Data entries:
________________________
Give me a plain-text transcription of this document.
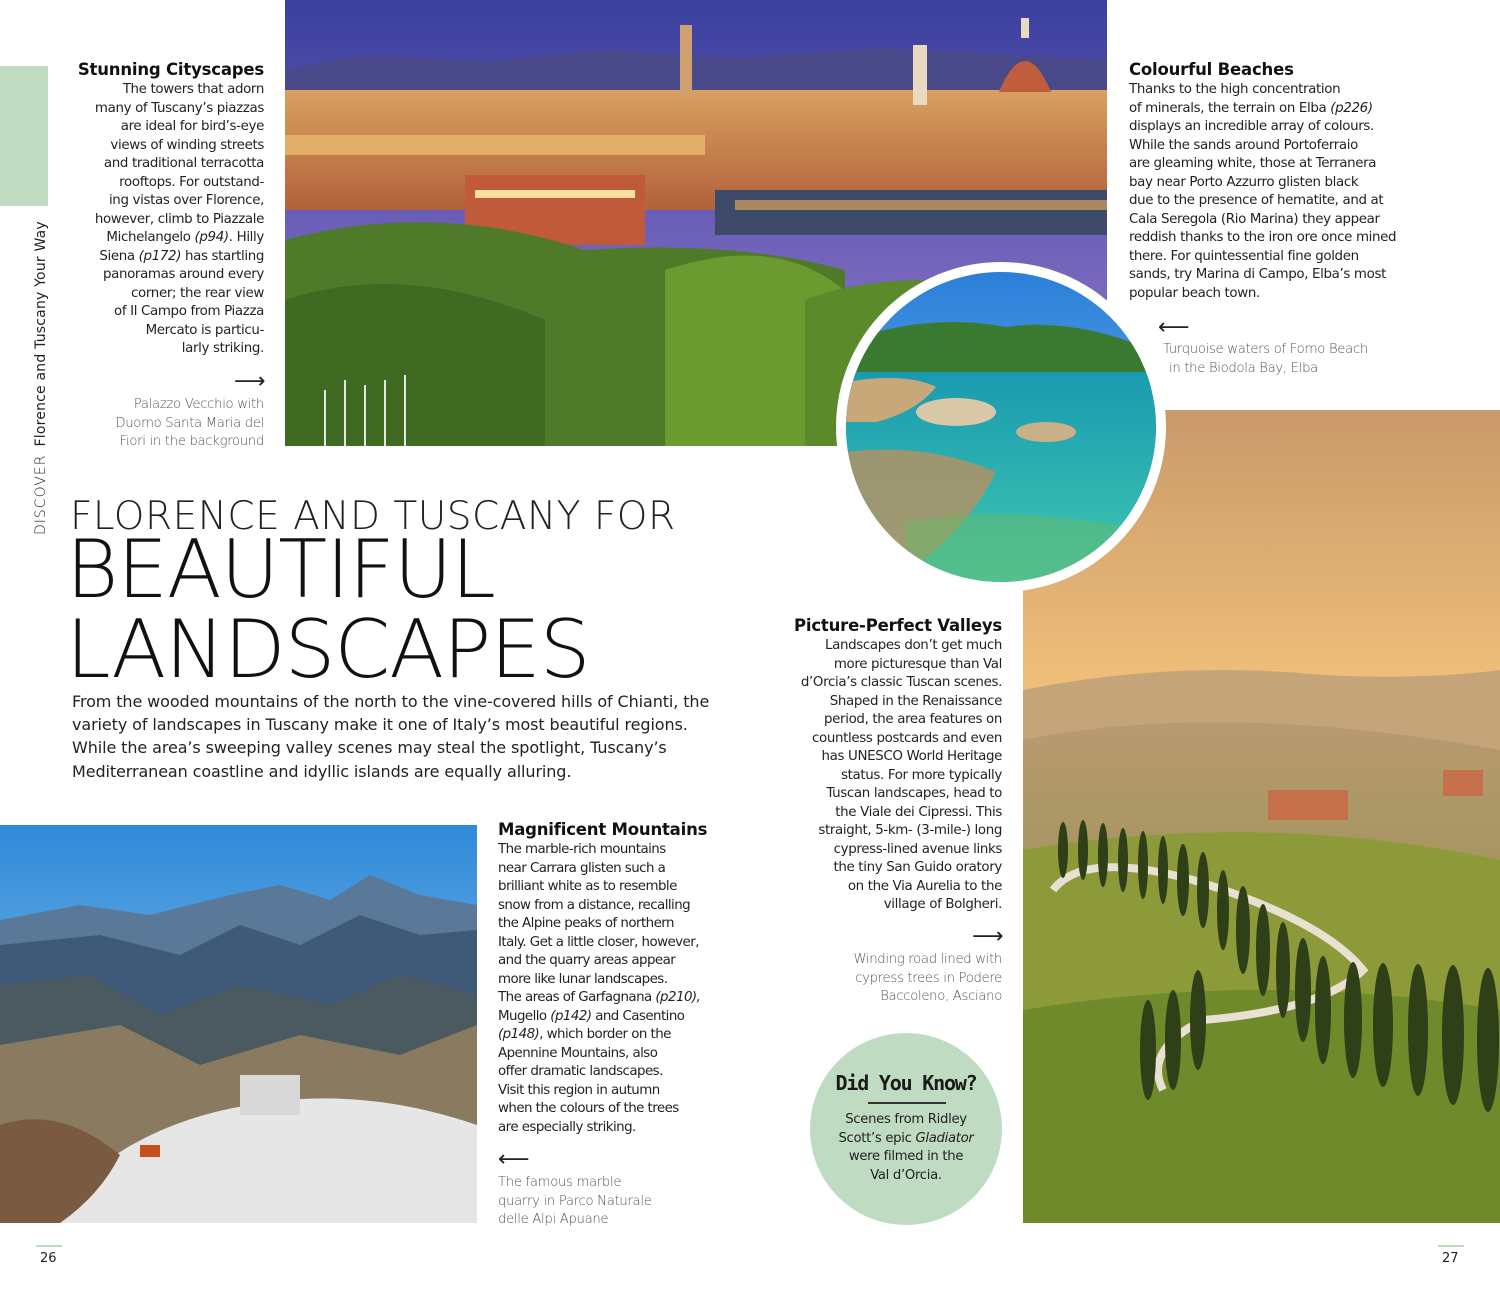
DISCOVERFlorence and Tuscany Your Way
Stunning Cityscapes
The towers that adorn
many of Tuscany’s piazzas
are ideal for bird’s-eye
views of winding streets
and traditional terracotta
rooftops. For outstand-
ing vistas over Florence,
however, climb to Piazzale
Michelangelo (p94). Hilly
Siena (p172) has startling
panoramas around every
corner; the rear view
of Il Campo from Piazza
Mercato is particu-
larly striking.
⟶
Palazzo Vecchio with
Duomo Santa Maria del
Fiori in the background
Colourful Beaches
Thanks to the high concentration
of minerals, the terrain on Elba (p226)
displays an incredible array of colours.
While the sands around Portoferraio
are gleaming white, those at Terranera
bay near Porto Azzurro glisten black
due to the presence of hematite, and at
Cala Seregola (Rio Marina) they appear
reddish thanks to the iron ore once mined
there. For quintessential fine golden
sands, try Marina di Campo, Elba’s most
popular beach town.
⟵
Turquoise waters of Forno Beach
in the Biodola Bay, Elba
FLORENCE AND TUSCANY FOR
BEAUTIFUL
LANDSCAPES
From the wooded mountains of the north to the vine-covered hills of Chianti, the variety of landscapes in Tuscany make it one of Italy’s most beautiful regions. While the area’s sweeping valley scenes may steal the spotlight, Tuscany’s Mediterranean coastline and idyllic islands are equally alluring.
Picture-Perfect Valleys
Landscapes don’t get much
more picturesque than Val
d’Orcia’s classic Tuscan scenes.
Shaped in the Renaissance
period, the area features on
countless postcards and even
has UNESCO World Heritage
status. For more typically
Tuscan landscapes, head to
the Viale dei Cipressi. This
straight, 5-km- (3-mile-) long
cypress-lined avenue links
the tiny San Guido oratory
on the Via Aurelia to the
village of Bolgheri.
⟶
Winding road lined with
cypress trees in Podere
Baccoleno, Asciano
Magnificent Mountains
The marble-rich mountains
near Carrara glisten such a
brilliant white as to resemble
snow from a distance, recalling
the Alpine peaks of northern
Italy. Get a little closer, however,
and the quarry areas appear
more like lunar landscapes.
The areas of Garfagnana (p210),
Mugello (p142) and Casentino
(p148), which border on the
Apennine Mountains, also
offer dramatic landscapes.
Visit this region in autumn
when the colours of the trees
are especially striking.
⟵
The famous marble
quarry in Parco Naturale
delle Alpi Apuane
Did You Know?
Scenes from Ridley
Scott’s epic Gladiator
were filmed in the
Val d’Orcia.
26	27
________________________
Exercise prompt:
Tally the lines in the records above that contain the word "quarry", and give only that number.

Answer for this exercise:
2